2.1.2 In the Board's view, amendments (i) to (iii) clearly comply with the provision of Article 76(1) EPC. Reference is made in particular to the following pieces of disclosure in the documents of the earlier application as filed:

feature (i) is disclosed by the subject-matter of claim 12; the features under (ii) have a basis of disclosure in claim 4 of the earlier application and are common to all specific embodiments; and the features under (iii) are directly derivable from Figures 1 to 3 and the corresponding description (cf in particular column 7, lines 47 to 58 of the published earlier application).

2.1.3 More critical is indeed the question of disclosure of amendment (iv) in the documents of the earlier application, and in particular the question whether the deletion from claim 1 of the "means for protecting sensitive tissues other than the tissues to be treated" and the replacement of this feature by the definition of cooling means forming part of the urethral probe has to be regarded as an inadmissible omission of a feature forming part of the definition of the claimed invention in the earlier application.

2.1.4 As far as the claims are concerned which were originally filed in the earlier application, cooling means are specified in dependent claim 11, which reads:

"11. Apparatus as claimed in one of claims 1 to 10, characterized in that means (32) are provided for cooling the surface of the the [sic] probe means (20) in order to prevent burns from occurring on the walls in contact with the probe means, particularly the walls of the urethra (34)."
· · · · · · ·
What to do:
• A. In the Board's analysis of the amendments, which originally filed dependent claim specifies cooling means?
• B. Pick up the Board's analysis of the amendments after the quoted claim 11 and continue it.

Bounding box prediction data:
· · · · · · ·
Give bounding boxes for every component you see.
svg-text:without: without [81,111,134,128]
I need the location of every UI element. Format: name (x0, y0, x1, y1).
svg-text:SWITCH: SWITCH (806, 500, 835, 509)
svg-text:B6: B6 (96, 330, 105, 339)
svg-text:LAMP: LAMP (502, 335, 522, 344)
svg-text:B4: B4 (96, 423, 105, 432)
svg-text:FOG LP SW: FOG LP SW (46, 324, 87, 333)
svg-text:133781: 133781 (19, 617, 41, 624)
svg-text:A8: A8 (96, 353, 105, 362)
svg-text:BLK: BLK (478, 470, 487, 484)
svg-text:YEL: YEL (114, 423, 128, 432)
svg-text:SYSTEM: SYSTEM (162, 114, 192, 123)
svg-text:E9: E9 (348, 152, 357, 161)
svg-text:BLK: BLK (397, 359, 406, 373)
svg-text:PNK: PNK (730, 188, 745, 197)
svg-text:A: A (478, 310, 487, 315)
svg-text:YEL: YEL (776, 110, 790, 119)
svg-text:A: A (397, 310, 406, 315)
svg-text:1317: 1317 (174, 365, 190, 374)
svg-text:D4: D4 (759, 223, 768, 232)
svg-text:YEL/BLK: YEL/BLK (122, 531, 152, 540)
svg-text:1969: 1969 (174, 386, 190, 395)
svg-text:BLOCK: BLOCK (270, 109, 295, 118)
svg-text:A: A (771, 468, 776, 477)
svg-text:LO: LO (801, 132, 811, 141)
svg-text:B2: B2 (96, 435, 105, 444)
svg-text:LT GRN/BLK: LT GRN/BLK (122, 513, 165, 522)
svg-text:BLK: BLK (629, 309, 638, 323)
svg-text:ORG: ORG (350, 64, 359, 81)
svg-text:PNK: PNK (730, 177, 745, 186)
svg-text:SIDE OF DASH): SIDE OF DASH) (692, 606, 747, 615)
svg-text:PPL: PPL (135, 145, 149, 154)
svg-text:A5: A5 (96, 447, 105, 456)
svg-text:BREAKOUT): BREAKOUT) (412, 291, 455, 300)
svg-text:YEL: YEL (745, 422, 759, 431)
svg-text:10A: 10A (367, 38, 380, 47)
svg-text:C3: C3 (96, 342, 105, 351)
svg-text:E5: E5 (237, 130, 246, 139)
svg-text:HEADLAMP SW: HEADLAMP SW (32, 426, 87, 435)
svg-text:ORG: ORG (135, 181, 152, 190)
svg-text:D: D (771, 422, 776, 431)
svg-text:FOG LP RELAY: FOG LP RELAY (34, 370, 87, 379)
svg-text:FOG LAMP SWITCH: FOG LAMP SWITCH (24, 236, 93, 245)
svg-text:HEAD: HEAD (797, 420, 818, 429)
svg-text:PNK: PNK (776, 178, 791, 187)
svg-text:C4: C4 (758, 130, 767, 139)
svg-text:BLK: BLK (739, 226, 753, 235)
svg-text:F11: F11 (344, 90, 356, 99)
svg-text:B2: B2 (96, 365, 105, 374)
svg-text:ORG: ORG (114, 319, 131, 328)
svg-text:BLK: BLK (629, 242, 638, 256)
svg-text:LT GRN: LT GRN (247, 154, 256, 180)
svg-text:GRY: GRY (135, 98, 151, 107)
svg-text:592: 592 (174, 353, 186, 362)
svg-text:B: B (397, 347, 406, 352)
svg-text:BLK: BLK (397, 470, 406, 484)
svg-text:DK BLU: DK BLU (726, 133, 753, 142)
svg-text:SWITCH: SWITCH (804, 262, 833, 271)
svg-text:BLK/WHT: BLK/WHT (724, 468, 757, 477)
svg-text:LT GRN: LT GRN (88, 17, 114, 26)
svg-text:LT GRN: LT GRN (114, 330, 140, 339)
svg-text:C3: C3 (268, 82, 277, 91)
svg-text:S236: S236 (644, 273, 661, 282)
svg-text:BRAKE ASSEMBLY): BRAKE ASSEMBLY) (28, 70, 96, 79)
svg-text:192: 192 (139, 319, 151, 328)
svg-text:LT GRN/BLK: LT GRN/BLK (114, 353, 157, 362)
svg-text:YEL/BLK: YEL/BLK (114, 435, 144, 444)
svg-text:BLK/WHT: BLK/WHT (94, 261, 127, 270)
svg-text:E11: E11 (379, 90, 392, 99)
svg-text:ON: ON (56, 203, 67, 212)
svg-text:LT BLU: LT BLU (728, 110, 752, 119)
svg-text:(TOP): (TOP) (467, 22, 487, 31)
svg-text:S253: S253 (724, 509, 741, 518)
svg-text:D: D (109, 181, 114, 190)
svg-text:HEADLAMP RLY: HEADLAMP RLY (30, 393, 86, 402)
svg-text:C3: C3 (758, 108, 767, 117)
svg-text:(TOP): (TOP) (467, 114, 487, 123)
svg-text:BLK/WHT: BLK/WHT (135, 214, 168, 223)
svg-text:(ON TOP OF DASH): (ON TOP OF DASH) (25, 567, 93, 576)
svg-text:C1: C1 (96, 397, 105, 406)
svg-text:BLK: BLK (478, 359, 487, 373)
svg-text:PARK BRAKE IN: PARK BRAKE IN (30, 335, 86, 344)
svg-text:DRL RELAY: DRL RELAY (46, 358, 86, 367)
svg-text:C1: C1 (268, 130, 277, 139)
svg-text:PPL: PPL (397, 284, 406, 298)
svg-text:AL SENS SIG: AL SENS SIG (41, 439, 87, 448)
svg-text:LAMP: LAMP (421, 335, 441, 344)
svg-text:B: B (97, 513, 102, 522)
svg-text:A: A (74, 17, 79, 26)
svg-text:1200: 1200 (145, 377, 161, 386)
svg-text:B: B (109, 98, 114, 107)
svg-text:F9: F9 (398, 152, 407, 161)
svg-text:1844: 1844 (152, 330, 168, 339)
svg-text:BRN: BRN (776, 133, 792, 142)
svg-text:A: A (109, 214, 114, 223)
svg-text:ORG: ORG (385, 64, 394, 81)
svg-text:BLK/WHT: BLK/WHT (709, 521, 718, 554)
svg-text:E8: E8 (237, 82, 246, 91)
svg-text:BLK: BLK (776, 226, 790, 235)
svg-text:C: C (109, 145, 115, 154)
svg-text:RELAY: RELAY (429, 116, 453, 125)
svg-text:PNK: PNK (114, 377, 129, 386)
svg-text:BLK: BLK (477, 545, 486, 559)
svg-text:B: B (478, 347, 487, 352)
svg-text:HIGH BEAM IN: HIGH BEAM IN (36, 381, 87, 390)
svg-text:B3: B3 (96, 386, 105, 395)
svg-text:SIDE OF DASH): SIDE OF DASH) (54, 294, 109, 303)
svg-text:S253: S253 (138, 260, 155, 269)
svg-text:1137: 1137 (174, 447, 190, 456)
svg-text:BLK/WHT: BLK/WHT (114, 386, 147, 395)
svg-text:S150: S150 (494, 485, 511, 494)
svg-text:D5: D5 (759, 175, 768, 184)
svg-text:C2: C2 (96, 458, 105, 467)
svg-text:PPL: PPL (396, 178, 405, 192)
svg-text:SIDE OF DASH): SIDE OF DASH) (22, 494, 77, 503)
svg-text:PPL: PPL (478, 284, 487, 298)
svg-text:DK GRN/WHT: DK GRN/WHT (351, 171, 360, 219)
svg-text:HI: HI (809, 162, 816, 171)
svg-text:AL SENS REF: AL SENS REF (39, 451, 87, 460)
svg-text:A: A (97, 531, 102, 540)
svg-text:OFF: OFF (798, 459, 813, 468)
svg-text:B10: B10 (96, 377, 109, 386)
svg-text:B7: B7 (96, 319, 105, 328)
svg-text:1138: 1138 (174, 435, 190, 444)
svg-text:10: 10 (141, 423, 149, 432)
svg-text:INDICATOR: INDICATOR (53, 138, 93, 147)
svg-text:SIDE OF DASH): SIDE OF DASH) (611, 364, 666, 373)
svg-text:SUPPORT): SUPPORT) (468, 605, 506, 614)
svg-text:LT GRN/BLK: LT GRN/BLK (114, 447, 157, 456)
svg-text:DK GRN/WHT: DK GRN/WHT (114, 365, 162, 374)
· · · · · · ·
Responses:
• A. Dependent claim 11.

• B.
Apparently, in defining the cooling means (32) to prevent burns from occurring, the wording of claim 11 does not make any reference to the means (22, 90) for protecting sensitive tissue as specified in claim 1. Thus, on the basis of a strictly linguistic reading of claims 1 and 11, it would have to be concluded that the cooling means do not represent or form part of the means for protecting sensitive tissue and that the two means refer to different items.

2.1.5 As regards the description and drawings of the earlier application as filed, the presentation of the invention in the chapter "summary" sets out with listing a variety of objects of the invention and continues by presenting means for protecting from the heat sensitive tissues other than the tissues to be treated as the inventive solution. What follows are a reference to radioreflecting screen means as a particularly preferred embodiment of such protecting means and a presentation of various examples of such screen means. In this context, no alternative embodiment to screen means is mentioned. The summary continues with a reference to other advantageous embodiments of the invention which are technically unrelated to the protecting means, such as positioning control means or immobilizing means (cf. column 4, lines 15 to 31, of the published earlier application). Only thereafter (ibid. column 4, lines 32 to 37) reference is made to cooling means, which, although being also introduced as "another advantageous embodiment of the invention", are not presented as an alternative to the previously discussed protecting means.

A similar presentation of the invention is given by the description of the preferred embodiments: in column 6, line 29 to column 7, line 5, of the published earlier application a description of embodiments of the protecting means is followed by a reference to cooling means as an advantageous embodiment of the emitting probe means but not as an embodiment of the protecting means.

Contrary to the opinion of the appellant (see page 4, fourth paragraph of the grounds of appeal), the parent application does not show any specific embodiment without radioreflecting screen means. Even Figures 5 to 7, showing variants of the cooling ducts, show them in combination with screen means (see the indication of the separate ducts 229, 329, 429, respectively, for a radioreflecting liquid).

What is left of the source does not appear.